=== DIRECTIVE ===
Examine each line of the data. Copy those that contain the string "chevron".

=== MATERIAL SUPPLIED ===
## START
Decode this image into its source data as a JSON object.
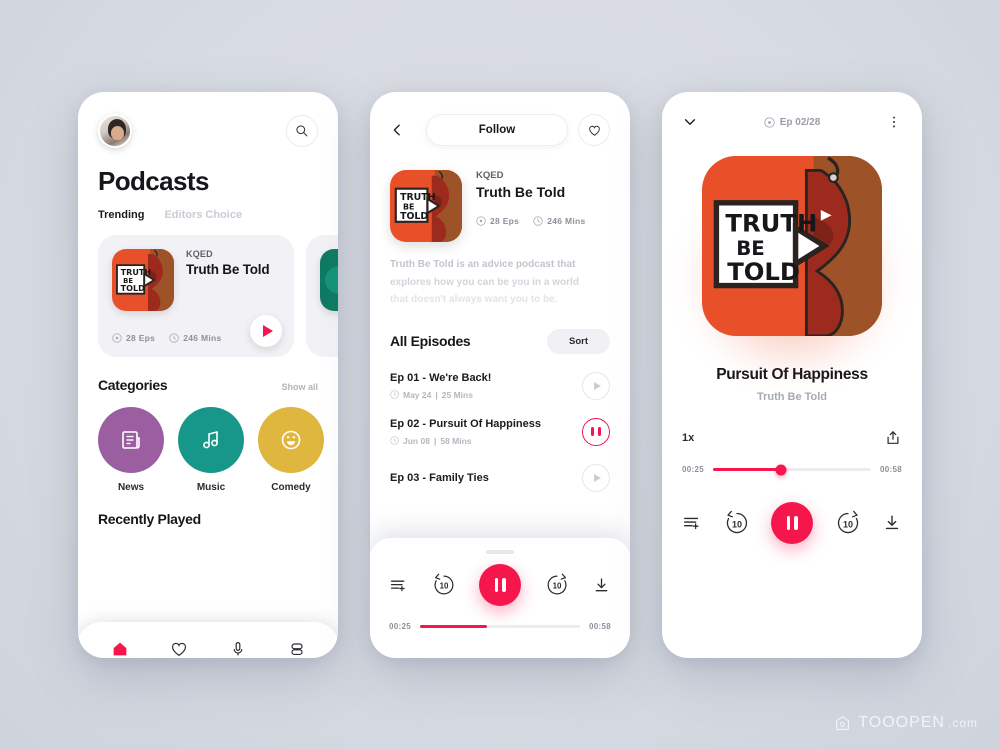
{
  "accent": "#F5164C",
  "background": "#d8dce3",
  "watermark": {
    "text": "TOOOPEN",
    "suffix": ".com"
  },
  "screen1": {
    "avatar_alt": "User avatar",
    "search_icon": "search-icon",
    "title": "Podcasts",
    "tabs": [
      {
        "label": "Trending",
        "active": true
      },
      {
        "label": "Editors Choice",
        "active": false
      }
    ],
    "featured_card": {
      "publisher": "KQED",
      "name": "Truth Be Told",
      "episodes": "28 Eps",
      "duration": "246 Mins",
      "play_icon": "play-icon"
    },
    "categories_section": {
      "title": "Categories",
      "show_all": "Show all",
      "items": [
        {
          "label": "News",
          "color": "#9B5FA1",
          "icon": "news-icon"
        },
        {
          "label": "Music",
          "color": "#17968A",
          "icon": "music-note-icon"
        },
        {
          "label": "Comedy",
          "color": "#DFB63E",
          "icon": "smiley-icon"
        }
      ]
    },
    "recently_played": "Recently Played",
    "tabbar": [
      {
        "name": "home-icon",
        "active": true
      },
      {
        "name": "heart-icon",
        "active": false
      },
      {
        "name": "mic-icon",
        "active": false
      },
      {
        "name": "library-icon",
        "active": false
      }
    ]
  },
  "screen2": {
    "back_icon": "chevron-left-icon",
    "follow_label": "Follow",
    "like_icon": "heart-icon",
    "podcast": {
      "publisher": "KQED",
      "name": "Truth Be Told",
      "episodes": "28 Eps",
      "duration": "246 Mins",
      "description_lines": [
        "Truth Be Told is an advice podcast that",
        "explores how you can be you in a world",
        "that doesn't always want you to be."
      ]
    },
    "episodes_section": {
      "title": "All Episodes",
      "sort_label": "Sort",
      "items": [
        {
          "title": "Ep 01 - We're Back!",
          "date": "May 24",
          "length": "25 Mins",
          "state": "paused"
        },
        {
          "title": "Ep 02 - Pursuit Of Happiness",
          "date": "Jun 08",
          "length": "58 Mins",
          "state": "playing"
        },
        {
          "title": "Ep 03 - Family Ties",
          "date": "",
          "length": "",
          "state": "paused"
        }
      ]
    },
    "player": {
      "queue_icon": "queue-add-icon",
      "rewind_label": "10",
      "forward_label": "10",
      "pause_icon": "pause-icon",
      "download_icon": "download-icon",
      "elapsed": "00:25",
      "total": "00:58",
      "progress_percent": 42
    }
  },
  "screen3": {
    "collapse_icon": "chevron-down-icon",
    "episode_counter": "Ep 02/28",
    "more_icon": "more-vertical-icon",
    "now_playing": {
      "title": "Pursuit Of Happiness",
      "subtitle": "Truth Be Told"
    },
    "speed": "1x",
    "share_icon": "share-icon",
    "player": {
      "elapsed": "00:25",
      "total": "00:58",
      "progress_percent": 43,
      "queue_icon": "queue-add-icon",
      "rewind_label": "10",
      "forward_label": "10",
      "pause_icon": "pause-icon",
      "download_icon": "download-icon"
    }
  }
}
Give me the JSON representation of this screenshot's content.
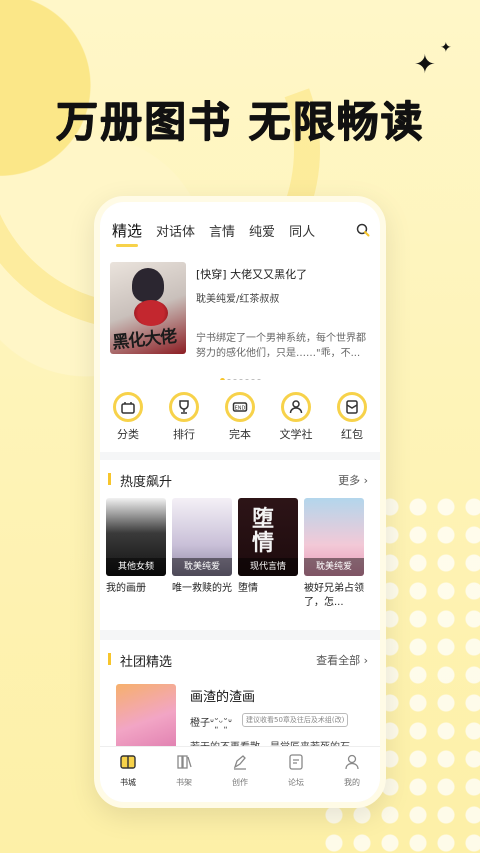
{
  "headline": "万册图书 无限畅读",
  "tabs": [
    {
      "label": "精选",
      "active": true
    },
    {
      "label": "对话体",
      "active": false
    },
    {
      "label": "言情",
      "active": false
    },
    {
      "label": "纯爱",
      "active": false
    },
    {
      "label": "同人",
      "active": false
    }
  ],
  "banner": {
    "title": "[快穿] 大佬又又黑化了",
    "tags": "耽美纯爱/红茶叔叔",
    "desc": "宁书绑定了一个男神系统，每个世界都努力的感化他们，只是……\"乖，不...",
    "cover_title": "黑化大佬"
  },
  "categories": [
    {
      "label": "分类",
      "icon": "category-icon"
    },
    {
      "label": "排行",
      "icon": "trophy-icon"
    },
    {
      "label": "完本",
      "icon": "end-icon"
    },
    {
      "label": "文学社",
      "icon": "community-icon"
    },
    {
      "label": "红包",
      "icon": "red-envelope-icon"
    }
  ],
  "hot": {
    "title": "热度飙升",
    "more": "更多",
    "books": [
      {
        "genre": "其他女频",
        "name": "我的画册"
      },
      {
        "genre": "耽美纯爱",
        "name": "唯一救赎的光"
      },
      {
        "genre": "现代言情",
        "name": "堕情"
      },
      {
        "genre": "耽美纯爱",
        "name": "被好兄弟占领了，怎..."
      }
    ],
    "cover3_text": "堕\n情"
  },
  "club": {
    "title": "社团精选",
    "more": "查看全部",
    "item_title": "画渣的渣画",
    "user": "橙子ᐡ˘͈ᵕ˘͈ᐡ",
    "tag": "建议收看50章及往后及术组(改)",
    "desc": "若无的不再看散，是觉匠来若死的石"
  },
  "bottom_nav": [
    {
      "label": "书城",
      "active": true
    },
    {
      "label": "书架",
      "active": false
    },
    {
      "label": "创作",
      "active": false
    },
    {
      "label": "论坛",
      "active": false
    },
    {
      "label": "我的",
      "active": false
    }
  ],
  "colors": {
    "accent": "#f7d24a",
    "background": "#fdf3b3"
  }
}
## END
=== EXERCISE RESULT ===
    "back_icon": "chevron-left-icon",
    "collapse_icon": "chevron-down-icon",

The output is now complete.